(Records about charts and figures)
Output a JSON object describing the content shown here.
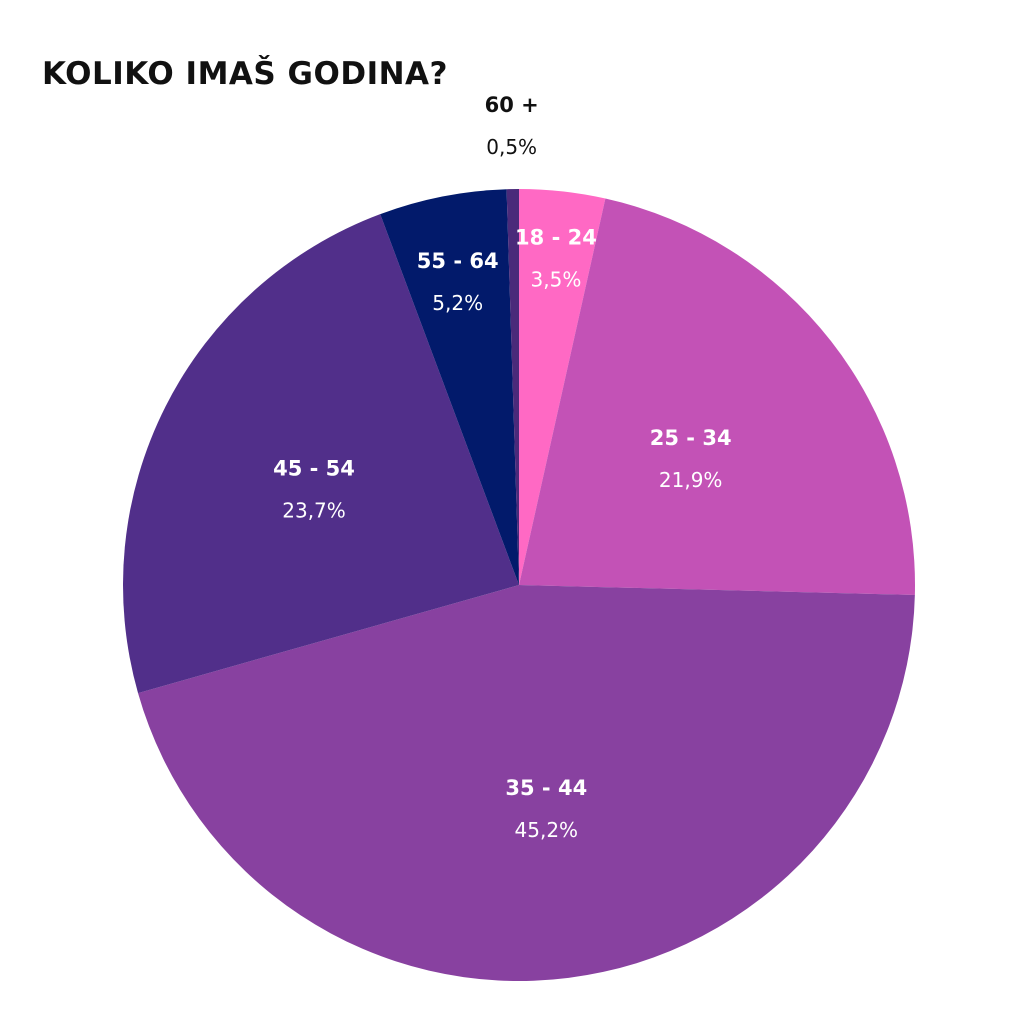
{
  "chart_data": {
    "type": "pie",
    "title": "KOLIKO IMAŠ GODINA?",
    "start_angle_deg": 0,
    "direction": "clockwise",
    "slices": [
      {
        "label": "18 - 24",
        "value": 3.5,
        "value_text": "3,5%",
        "color": "#ff69c4",
        "text_color": "#ffffff"
      },
      {
        "label": "25 - 34",
        "value": 21.9,
        "value_text": "21,9%",
        "color": "#c352b6",
        "text_color": "#ffffff"
      },
      {
        "label": "35 - 44",
        "value": 45.2,
        "value_text": "45,2%",
        "color": "#8841a0",
        "text_color": "#ffffff"
      },
      {
        "label": "45 - 54",
        "value": 23.7,
        "value_text": "23,7%",
        "color": "#512f8a",
        "text_color": "#ffffff"
      },
      {
        "label": "55 - 64",
        "value": 5.2,
        "value_text": "5,2%",
        "color": "#021a6b",
        "text_color": "#ffffff"
      },
      {
        "label": "60 +",
        "value": 0.5,
        "value_text": "0,5%",
        "color": "#4a2a7a",
        "text_color": "#111111",
        "label_outside": true
      }
    ]
  }
}
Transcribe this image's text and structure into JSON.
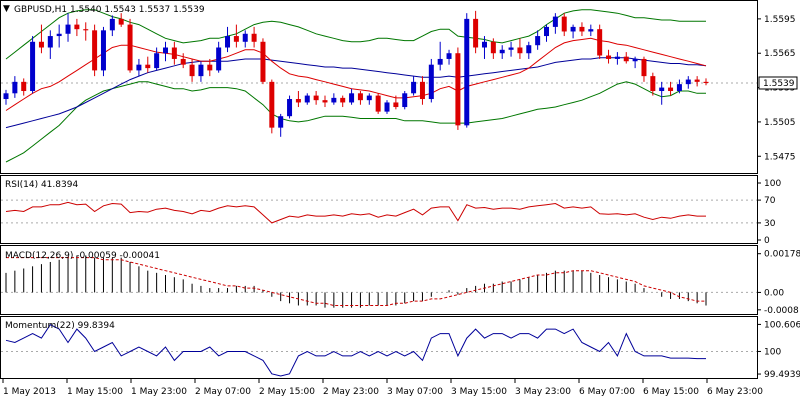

• [GOAL OF THE EXERCISE]: The word "JSON" may appear on some lines. Report how many lines hold it, giving the number alone.

• [THE RESULT]: 2